Supplied material –

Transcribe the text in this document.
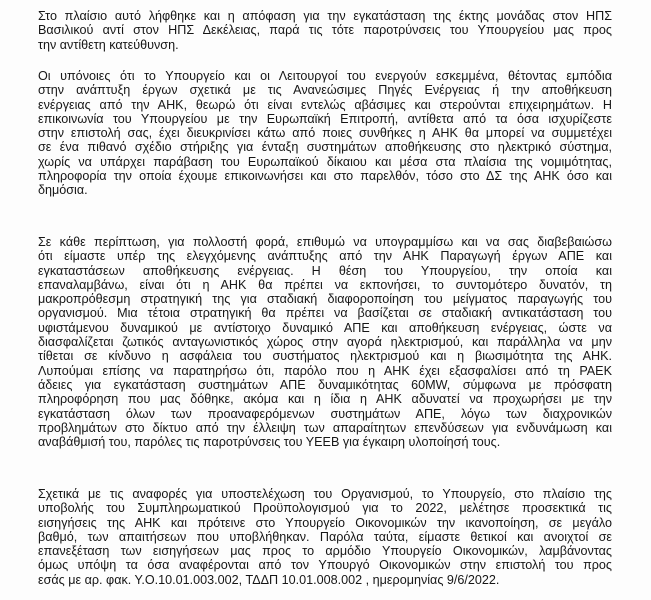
Στο πλαίσιο αυτό λήφθηκε και η απόφαση για την εγκατάσταση της έκτης μονάδας στον ΗΠΣ
Βασιλικού αντί στον ΗΠΣ Δεκέλειας, παρά τις τότε παροτρύνσεις του Υπουργείου μας προς
την αντίθετη κατεύθυνση.
Οι υπόνοιες ότι το Υπουργείο και οι Λειτουργοί του ενεργούν εσκεμμένα, θέτοντας εμπόδια
στην ανάπτυξη έργων σχετικά με τις Ανανεώσιμες Πηγές Ενέργειας ή την αποθήκευση
ενέργειας από την ΑΗΚ, θεωρώ ότι είναι εντελώς αβάσιμες και στερούνται επιχειρημάτων. Η
επικοινωνία του Υπουργείου με την Ευρωπαϊκή Επιτροπή, αντίθετα από τα όσα ισχυρίζεστε
στην επιστολή σας, έχει διευκρινίσει κάτω από ποιες συνθήκες η ΑΗΚ θα μπορεί να συμμετέχει
σε ένα πιθανό σχέδιο στήριξης για ένταξη συστημάτων αποθήκευσης στο ηλεκτρικό σύστημα,
χωρίς να υπάρχει παράβαση του Ευρωπαϊκού δίκαιου και μέσα στα πλαίσια της νομιμότητας,
πληροφορία την οποία έχουμε επικοινωνήσει και στο παρελθόν, τόσο στο ΔΣ της ΑΗΚ όσο και
δημόσια.
Σε κάθε περίπτωση, για πολλοστή φορά, επιθυμώ να υπογραμμίσω και να σας διαβεβαιώσω
ότι είμαστε υπέρ της ελεγχόμενης ανάπτυξης από την ΑΗΚ Παραγωγή έργων ΑΠΕ και
εγκαταστάσεων αποθήκευσης ενέργειας. Η θέση του Υπουργείου, την οποία και
επαναλαμβάνω, είναι ότι η ΑΗΚ θα πρέπει να εκπονήσει, το συντομότερο δυνατόν, τη
μακροπρόθεσμη στρατηγική της για σταδιακή διαφοροποίηση του μείγματος παραγωγής του
οργανισμού. Μια τέτοια στρατηγική θα πρέπει να βασίζεται σε σταδιακή αντικατάσταση του
υφιστάμενου δυναμικού με αντίστοιχο δυναμικό ΑΠΕ και αποθήκευση ενέργειας, ώστε να
διασφαλίζεται ζωτικός ανταγωνιστικός χώρος στην αγορά ηλεκτρισμού, και παράλληλα να μην
τίθεται σε κίνδυνο η ασφάλεια του συστήματος ηλεκτρισμού και η βιωσιμότητα της ΑΗΚ.
Λυπούμαι επίσης να παρατηρήσω ότι, παρόλο που η ΑΗΚ έχει εξασφαλίσει από τη ΡΑΕΚ
άδειες για εγκατάσταση συστημάτων ΑΠΕ δυναμικότητας 60MW, σύμφωνα με πρόσφατη
πληροφόρηση που μας δόθηκε, ακόμα και η ίδια η ΑΗΚ αδυνατεί να προχωρήσει με την
εγκατάσταση όλων των προαναφερόμενων συστημάτων ΑΠΕ, λόγω των διαχρονικών
προβλημάτων στο δίκτυο από την έλλειψη των απαραίτητων επενδύσεων για ενδυνάμωση και
αναβάθμισή του, παρόλες τις παροτρύνσεις του ΥΕΕΒ για έγκαιρη υλοποίησή τους.
Σχετικά με τις αναφορές για υποστελέχωση του Οργανισμού, το Υπουργείο, στο πλαίσιο της
υποβολής του Συμπληρωματικού Προϋπολογισμού για το 2022, μελέτησε προσεκτικά τις
εισηγήσεις της ΑΗΚ και πρότεινε στο Υπουργείο Οικονομικών την ικανοποίηση, σε μεγάλο
βαθμό, των απαιτήσεων που υποβλήθηκαν. Παρόλα ταύτα, είμαστε θετικοί και ανοιχτοί σε
επανεξέταση των εισηγήσεων μας προς το αρμόδιο Υπουργείο Οικονομικών, λαμβάνοντας
όμως υπόψη τα όσα αναφέρονται από τον Υπουργό Οικονομικών στην επιστολή του προς
εσάς με αρ. φακ. Υ.Ο.10.01.003.002, ΤΔΔΠ 10.01.008.002 , ημερομηνίας 9/6/2022.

Requirement –
Keep the pictures out of your copy, and repeat every entry above exactly.

Output for this exercise –
Transcribe the text in this document.
Στο πλαίσιο αυτό λήφθηκε και η απόφαση για την εγκατάσταση της έκτης μονάδας στον ΗΠΣ
Βασιλικού αντί στον ΗΠΣ Δεκέλειας, παρά τις τότε παροτρύνσεις του Υπουργείου μας προς
την αντίθετη κατεύθυνση.
Οι υπόνοιες ότι το Υπουργείο και οι Λειτουργοί του ενεργούν εσκεμμένα, θέτοντας εμπόδια
στην ανάπτυξη έργων σχετικά με τις Ανανεώσιμες Πηγές Ενέργειας ή την αποθήκευση
ενέργειας από την ΑΗΚ, θεωρώ ότι είναι εντελώς αβάσιμες και στερούνται επιχειρημάτων. Η
επικοινωνία του Υπουργείου με την Ευρωπαϊκή Επιτροπή, αντίθετα από τα όσα ισχυρίζεστε
στην επιστολή σας, έχει διευκρινίσει κάτω από ποιες συνθήκες η ΑΗΚ θα μπορεί να συμμετέχει
σε ένα πιθανό σχέδιο στήριξης για ένταξη συστημάτων αποθήκευσης στο ηλεκτρικό σύστημα,
χωρίς να υπάρχει παράβαση του Ευρωπαϊκού δίκαιου και μέσα στα πλαίσια της νομιμότητας,
πληροφορία την οποία έχουμε επικοινωνήσει και στο παρελθόν, τόσο στο ΔΣ της ΑΗΚ όσο και
δημόσια.
Σε κάθε περίπτωση, για πολλοστή φορά, επιθυμώ να υπογραμμίσω και να σας διαβεβαιώσω
ότι είμαστε υπέρ της ελεγχόμενης ανάπτυξης από την ΑΗΚ Παραγωγή έργων ΑΠΕ και
εγκαταστάσεων αποθήκευσης ενέργειας. Η θέση του Υπουργείου, την οποία και
επαναλαμβάνω, είναι ότι η ΑΗΚ θα πρέπει να εκπονήσει, το συντομότερο δυνατόν, τη
μακροπρόθεσμη στρατηγική της για σταδιακή διαφοροποίηση του μείγματος παραγωγής του
οργανισμού. Μια τέτοια στρατηγική θα πρέπει να βασίζεται σε σταδιακή αντικατάσταση του
υφιστάμενου δυναμικού με αντίστοιχο δυναμικό ΑΠΕ και αποθήκευση ενέργειας, ώστε να
διασφαλίζεται ζωτικός ανταγωνιστικός χώρος στην αγορά ηλεκτρισμού, και παράλληλα να μην
τίθεται σε κίνδυνο η ασφάλεια του συστήματος ηλεκτρισμού και η βιωσιμότητα της ΑΗΚ.
Λυπούμαι επίσης να παρατηρήσω ότι, παρόλο που η ΑΗΚ έχει εξασφαλίσει από τη ΡΑΕΚ
άδειες για εγκατάσταση συστημάτων ΑΠΕ δυναμικότητας 60MW, σύμφωνα με πρόσφατη
πληροφόρηση που μας δόθηκε, ακόμα και η ίδια η ΑΗΚ αδυνατεί να προχωρήσει με την
εγκατάσταση όλων των προαναφερόμενων συστημάτων ΑΠΕ, λόγω των διαχρονικών
προβλημάτων στο δίκτυο από την έλλειψη των απαραίτητων επενδύσεων για ενδυνάμωση και
αναβάθμισή του, παρόλες τις παροτρύνσεις του ΥΕΕΒ για έγκαιρη υλοποίησή τους.
Σχετικά με τις αναφορές για υποστελέχωση του Οργανισμού, το Υπουργείο, στο πλαίσιο της
υποβολής του Συμπληρωματικού Προϋπολογισμού για το 2022, μελέτησε προσεκτικά τις
εισηγήσεις της ΑΗΚ και πρότεινε στο Υπουργείο Οικονομικών την ικανοποίηση, σε μεγάλο
βαθμό, των απαιτήσεων που υποβλήθηκαν. Παρόλα ταύτα, είμαστε θετικοί και ανοιχτοί σε
επανεξέταση των εισηγήσεων μας προς το αρμόδιο Υπουργείο Οικονομικών, λαμβάνοντας
όμως υπόψη τα όσα αναφέρονται από τον Υπουργό Οικονομικών στην επιστολή του προς
εσάς με αρ. φακ. Υ.Ο.10.01.003.002, ΤΔΔΠ 10.01.008.002 , ημερομηνίας 9/6/2022.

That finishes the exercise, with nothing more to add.